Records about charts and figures
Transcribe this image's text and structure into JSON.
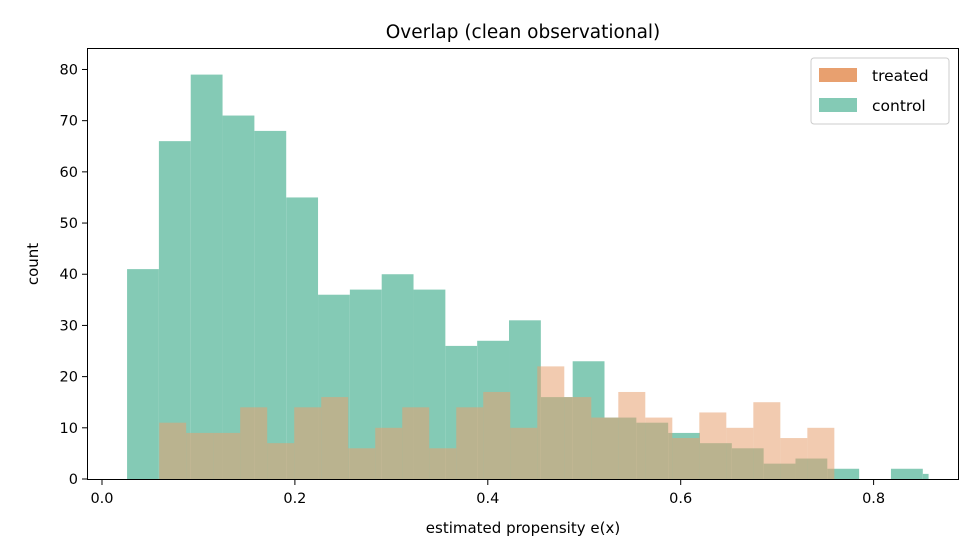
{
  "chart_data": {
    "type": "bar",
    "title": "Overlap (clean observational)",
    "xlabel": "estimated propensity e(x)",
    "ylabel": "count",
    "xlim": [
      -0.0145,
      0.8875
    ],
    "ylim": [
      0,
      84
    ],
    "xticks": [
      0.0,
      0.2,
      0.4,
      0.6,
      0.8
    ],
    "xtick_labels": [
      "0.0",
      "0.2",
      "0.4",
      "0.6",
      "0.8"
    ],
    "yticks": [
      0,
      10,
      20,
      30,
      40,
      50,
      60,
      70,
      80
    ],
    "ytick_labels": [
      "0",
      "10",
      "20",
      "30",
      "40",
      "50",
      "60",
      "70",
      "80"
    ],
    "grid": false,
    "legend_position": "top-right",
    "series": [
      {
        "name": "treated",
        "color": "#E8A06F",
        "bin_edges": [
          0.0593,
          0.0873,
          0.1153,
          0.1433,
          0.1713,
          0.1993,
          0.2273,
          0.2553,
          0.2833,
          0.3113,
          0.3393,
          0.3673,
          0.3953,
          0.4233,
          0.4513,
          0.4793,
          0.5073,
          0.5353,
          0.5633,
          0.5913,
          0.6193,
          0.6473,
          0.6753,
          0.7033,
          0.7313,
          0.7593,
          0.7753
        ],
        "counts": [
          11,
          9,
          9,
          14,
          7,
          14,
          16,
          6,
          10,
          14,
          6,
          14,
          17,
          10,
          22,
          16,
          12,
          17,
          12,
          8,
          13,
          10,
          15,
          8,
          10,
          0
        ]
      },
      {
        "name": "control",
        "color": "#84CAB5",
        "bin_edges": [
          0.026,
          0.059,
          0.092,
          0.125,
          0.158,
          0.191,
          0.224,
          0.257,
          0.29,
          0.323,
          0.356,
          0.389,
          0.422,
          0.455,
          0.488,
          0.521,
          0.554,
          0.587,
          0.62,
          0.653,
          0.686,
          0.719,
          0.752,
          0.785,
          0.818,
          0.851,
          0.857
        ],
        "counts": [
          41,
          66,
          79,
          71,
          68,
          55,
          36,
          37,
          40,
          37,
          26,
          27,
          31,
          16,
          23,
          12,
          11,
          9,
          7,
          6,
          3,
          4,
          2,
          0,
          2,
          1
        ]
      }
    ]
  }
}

# Stated task:
Reproduce every entry exactly, but omit each picture.

# Reply to the exercise:
Transcribe this image's text and structure into JSON.
{
  "chart_data": {
    "type": "bar",
    "title": "Overlap (clean observational)",
    "xlabel": "estimated propensity e(x)",
    "ylabel": "count",
    "xlim": [
      -0.0145,
      0.8875
    ],
    "ylim": [
      0,
      84
    ],
    "xticks": [
      0.0,
      0.2,
      0.4,
      0.6,
      0.8
    ],
    "xtick_labels": [
      "0.0",
      "0.2",
      "0.4",
      "0.6",
      "0.8"
    ],
    "yticks": [
      0,
      10,
      20,
      30,
      40,
      50,
      60,
      70,
      80
    ],
    "ytick_labels": [
      "0",
      "10",
      "20",
      "30",
      "40",
      "50",
      "60",
      "70",
      "80"
    ],
    "grid": false,
    "legend_position": "top-right",
    "series": [
      {
        "name": "treated",
        "color": "#E8A06F",
        "bin_edges": [
          0.0593,
          0.0873,
          0.1153,
          0.1433,
          0.1713,
          0.1993,
          0.2273,
          0.2553,
          0.2833,
          0.3113,
          0.3393,
          0.3673,
          0.3953,
          0.4233,
          0.4513,
          0.4793,
          0.5073,
          0.5353,
          0.5633,
          0.5913,
          0.6193,
          0.6473,
          0.6753,
          0.7033,
          0.7313,
          0.7593,
          0.7753
        ],
        "counts": [
          11,
          9,
          9,
          14,
          7,
          14,
          16,
          6,
          10,
          14,
          6,
          14,
          17,
          10,
          22,
          16,
          12,
          17,
          12,
          8,
          13,
          10,
          15,
          8,
          10,
          0
        ]
      },
      {
        "name": "control",
        "color": "#84CAB5",
        "bin_edges": [
          0.026,
          0.059,
          0.092,
          0.125,
          0.158,
          0.191,
          0.224,
          0.257,
          0.29,
          0.323,
          0.356,
          0.389,
          0.422,
          0.455,
          0.488,
          0.521,
          0.554,
          0.587,
          0.62,
          0.653,
          0.686,
          0.719,
          0.752,
          0.785,
          0.818,
          0.851,
          0.857
        ],
        "counts": [
          41,
          66,
          79,
          71,
          68,
          55,
          36,
          37,
          40,
          37,
          26,
          27,
          31,
          16,
          23,
          12,
          11,
          9,
          7,
          6,
          3,
          4,
          2,
          0,
          2,
          1
        ]
      }
    ]
  }
}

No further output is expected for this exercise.